## [OBJECTIVE]
Show all lines holding "true".

[Figure collection entries]
......

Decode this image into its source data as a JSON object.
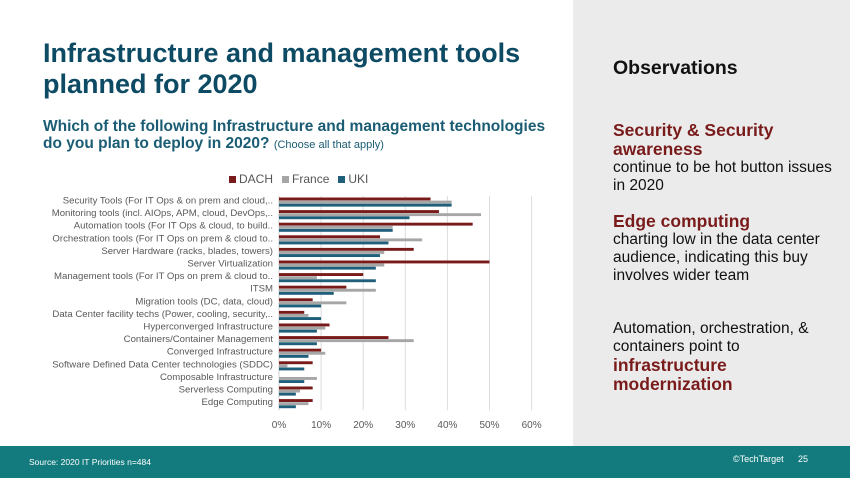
{
  "slide": {
    "title": "Infrastructure and management tools planned for 2020",
    "subtitle": "Which of the following Infrastructure and management technologies do you plan to deploy in 2020?",
    "subtitle_note": "(Choose all that apply)"
  },
  "observations": {
    "heading": "Observations",
    "items": [
      {
        "highlight": "Security & Security awareness",
        "text": "continue to be hot button issues in 2020"
      },
      {
        "highlight": "Edge computing",
        "text": "charting low in the data center audience, indicating this buy involves wider team"
      },
      {
        "text": "Automation, orchestration, & containers point to",
        "highlight": "infrastructure modernization"
      }
    ]
  },
  "footer": {
    "source": "Source:  2020 IT Priorities n=484",
    "copyright": "©TechTarget",
    "page_number": "25"
  },
  "colors": {
    "title": "#0d4a63",
    "dach": "#7a1b1b",
    "france": "#a6a6a6",
    "uki": "#1f5f7a",
    "footer": "#137b7e",
    "panel": "#ebebeb"
  },
  "chart_data": {
    "type": "bar",
    "orientation": "horizontal",
    "title": "",
    "xlabel": "",
    "ylabel": "",
    "xlim": [
      0,
      60
    ],
    "x_ticks": [
      "0%",
      "10%",
      "20%",
      "30%",
      "40%",
      "50%",
      "60%"
    ],
    "grid": true,
    "legend_position": "top",
    "categories": [
      "Security Tools (For IT Ops & on prem and cloud,..",
      "Monitoring tools (incl. AIOps, APM, cloud, DevOps,..",
      "Automation tools (For IT Ops & cloud, to build..",
      "Orchestration tools (For IT Ops on prem & cloud to..",
      "Server  Hardware (racks, blades, towers)",
      "Server Virtualization",
      "Management tools (For IT Ops on prem & cloud to..",
      "ITSM",
      "Migration tools (DC, data, cloud)",
      "Data Center facility techs (Power, cooling, security,..",
      "Hyperconverged Infrastructure",
      "Containers/Container Management",
      "Converged Infrastructure",
      "Software Defined Data Center technologies (SDDC)",
      "Composable Infrastructure",
      "Serverless Computing",
      "Edge Computing"
    ],
    "series": [
      {
        "name": "DACH",
        "color": "#7a1b1b",
        "values": [
          36,
          38,
          46,
          24,
          32,
          50,
          20,
          16,
          8,
          6,
          12,
          26,
          10,
          8,
          0,
          8,
          8
        ]
      },
      {
        "name": "France",
        "color": "#a6a6a6",
        "values": [
          41,
          48,
          27,
          34,
          25,
          25,
          9,
          23,
          16,
          7,
          11,
          32,
          11,
          2,
          9,
          5,
          7
        ]
      },
      {
        "name": "UKI",
        "color": "#1f5f7a",
        "values": [
          41,
          31,
          27,
          26,
          24,
          23,
          23,
          13,
          10,
          10,
          9,
          9,
          7,
          6,
          6,
          4,
          4
        ]
      }
    ]
  }
}
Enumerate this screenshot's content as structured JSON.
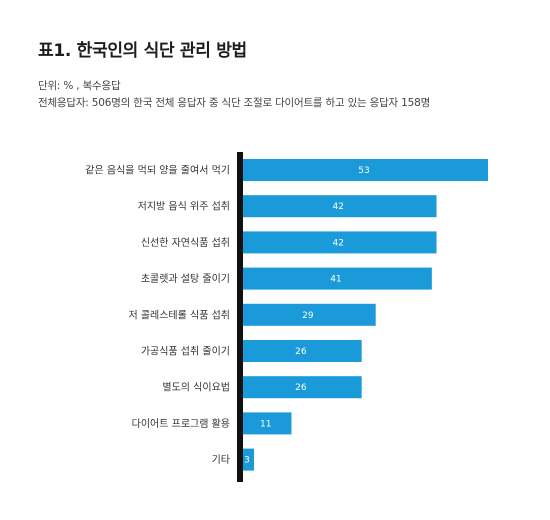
{
  "header": {
    "title": "표1. 한국인의 식단 관리 방법",
    "unit_note": "단위: % , 복수응답",
    "base_note": "전체응답자: 506명의 한국 전체 응답자 중 식단 조절로 다이어트를 하고 있는 응답자 158명"
  },
  "colors": {
    "bar": "#1a9ad9",
    "axis": "#111111",
    "value_text": "#ffffff",
    "label_text": "#333333"
  },
  "chart_data": {
    "type": "bar",
    "orientation": "horizontal",
    "title": "표1. 한국인의 식단 관리 방법",
    "xlabel": "",
    "ylabel": "",
    "xlim": [
      0,
      53
    ],
    "grid": false,
    "legend": "none",
    "categories": [
      "같은 음식을 먹되 양을 줄여서 먹기",
      "저지방 음식 위주 섭취",
      "신선한 자연식품 섭취",
      "초콜렛과 설탕 줄이기",
      "저 콜레스테롤 식품 섭취",
      "가공식품 섭취 줄이기",
      "별도의 식이요법",
      "다이어트 프로그램 활용",
      "기타"
    ],
    "values": [
      53,
      42,
      42,
      41,
      29,
      26,
      26,
      11,
      3
    ]
  }
}
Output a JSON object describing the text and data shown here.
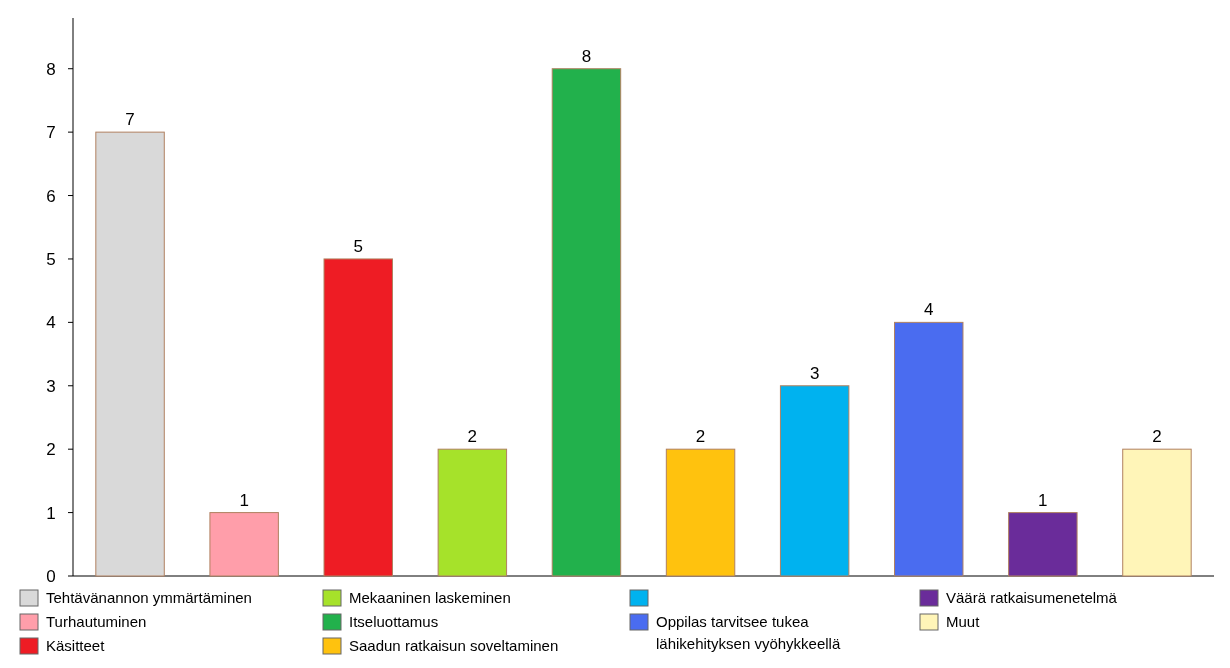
{
  "chart_data": {
    "type": "bar",
    "stacked": true,
    "categories": [
      null,
      null,
      null,
      null,
      null,
      null,
      null,
      null,
      null,
      null
    ],
    "series": [
      {
        "name": "Tehtävänannon ymmärtäminen",
        "color": "#d9d9d9",
        "values": [
          7,
          null,
          null,
          null,
          null,
          null,
          null,
          null,
          null,
          null
        ]
      },
      {
        "name": "Turhautuminen",
        "color": "#ff9eaa",
        "values": [
          null,
          1,
          null,
          null,
          null,
          null,
          null,
          null,
          null,
          null
        ]
      },
      {
        "name": "Käsitteet",
        "color": "#ee1c24",
        "values": [
          null,
          null,
          5,
          null,
          null,
          null,
          null,
          null,
          null,
          null
        ]
      },
      {
        "name": "Mekaaninen laskeminen",
        "color": "#a6e22a",
        "values": [
          null,
          null,
          null,
          2,
          null,
          null,
          null,
          null,
          null,
          null
        ]
      },
      {
        "name": "Itseluottamus",
        "color": "#22b14c",
        "values": [
          null,
          null,
          null,
          null,
          8,
          null,
          null,
          null,
          null,
          null
        ]
      },
      {
        "name": "Saadun ratkaisun soveltaminen",
        "color": "#ffc20e",
        "values": [
          null,
          null,
          null,
          null,
          null,
          2,
          null,
          null,
          null,
          null
        ]
      },
      {
        "color": "#00b2ef",
        "values": [
          null,
          null,
          null,
          null,
          null,
          null,
          3,
          null,
          null,
          null
        ]
      },
      {
        "name": "Oppilas tarvitsee tukea lähikehityksen vyöhykkeellä",
        "color": "#4a6cf0",
        "values": [
          null,
          null,
          null,
          null,
          null,
          null,
          null,
          4,
          null,
          null
        ]
      },
      {
        "name": "Väärä ratkaisumenetelmä",
        "color": "#6a2c9a",
        "values": [
          null,
          null,
          null,
          null,
          null,
          null,
          null,
          null,
          1,
          null
        ]
      },
      {
        "name": "Muut",
        "color": "#fff5b8",
        "values": [
          null,
          null,
          null,
          null,
          null,
          null,
          null,
          null,
          null,
          2
        ]
      }
    ],
    "ylim": [
      0,
      8.8
    ],
    "yticks": [
      0,
      1,
      2,
      3,
      4,
      5,
      6,
      7,
      8
    ],
    "data_labels": true,
    "tick_labels": "y",
    "grid": false,
    "legend": "bottom"
  }
}
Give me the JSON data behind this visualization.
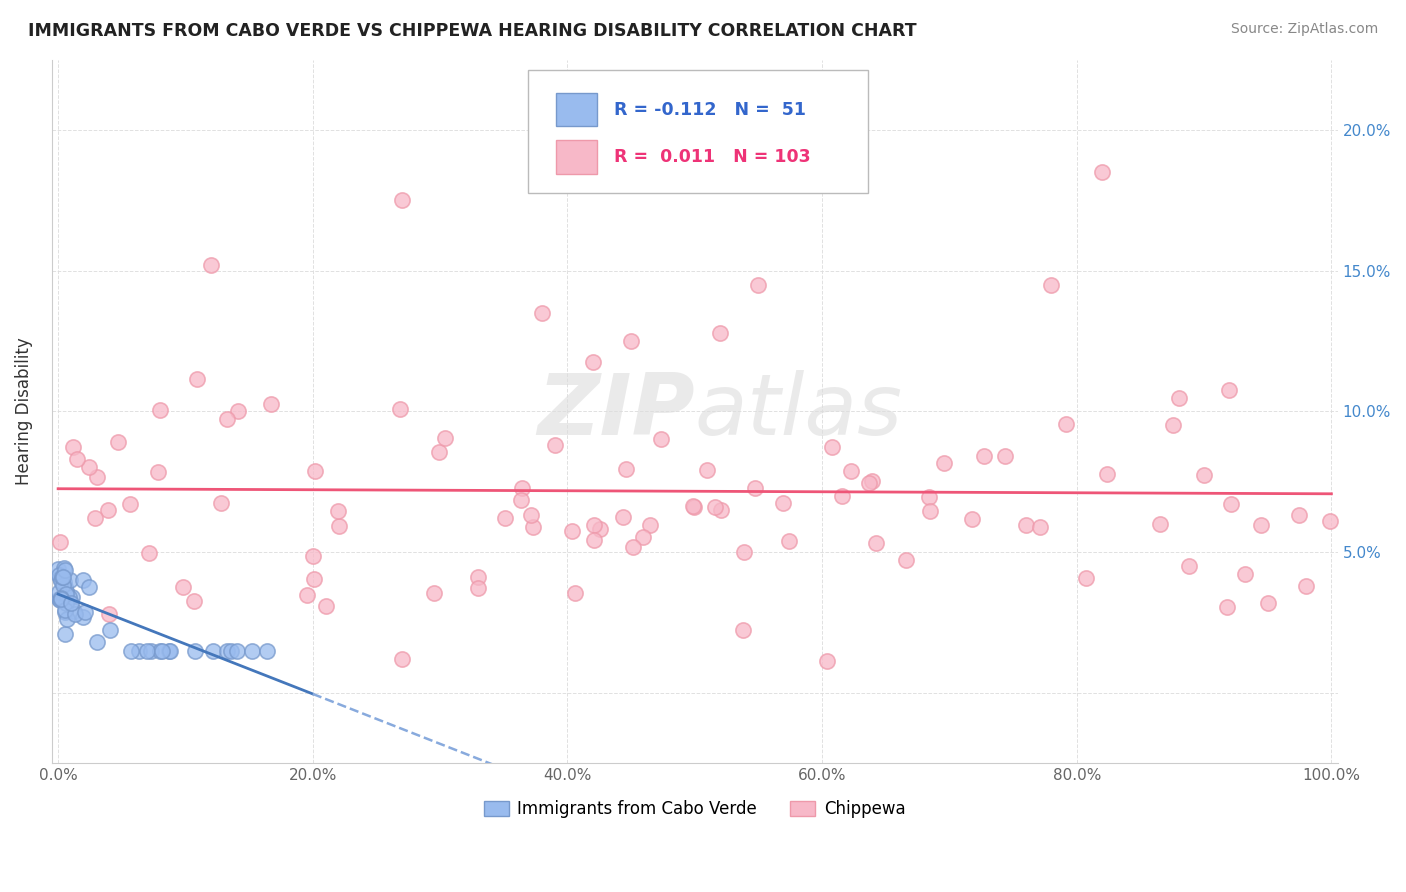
{
  "title": "IMMIGRANTS FROM CABO VERDE VS CHIPPEWA HEARING DISABILITY CORRELATION CHART",
  "source": "Source: ZipAtlas.com",
  "ylabel": "Hearing Disability",
  "xlim": [
    -0.005,
    1.005
  ],
  "ylim": [
    -0.025,
    0.225
  ],
  "xtick_vals": [
    0.0,
    0.2,
    0.4,
    0.6,
    0.8,
    1.0
  ],
  "xtick_labels": [
    "0.0%",
    "20.0%",
    "40.0%",
    "60.0%",
    "80.0%",
    "100.0%"
  ],
  "ytick_vals": [
    0.0,
    0.05,
    0.1,
    0.15,
    0.2
  ],
  "ytick_labels_left": [
    "",
    "",
    "",
    "",
    ""
  ],
  "ytick_labels_right": [
    "",
    "5.0%",
    "10.0%",
    "15.0%",
    "20.0%"
  ],
  "background_color": "#ffffff",
  "grid_color": "#dddddd",
  "cabo_verde_color": "#99bbee",
  "cabo_verde_edge": "#7799cc",
  "chippewa_color": "#f7b8c8",
  "chippewa_edge": "#ee99aa",
  "cabo_verde_line_solid_color": "#4477bb",
  "cabo_verde_line_dash_color": "#88aadd",
  "chippewa_line_color": "#ee5577",
  "legend_cabo_R": "-0.112",
  "legend_cabo_N": "51",
  "legend_chip_R": "0.011",
  "legend_chip_N": "103",
  "watermark_top": "ZIP",
  "watermark_bottom": "atlas",
  "legend_cabo_color": "#3366cc",
  "legend_chip_color": "#ee3377"
}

......

## [RESPONSE BELOW]
    "grid": true,
    "stacked": true,
    "data_labels": true,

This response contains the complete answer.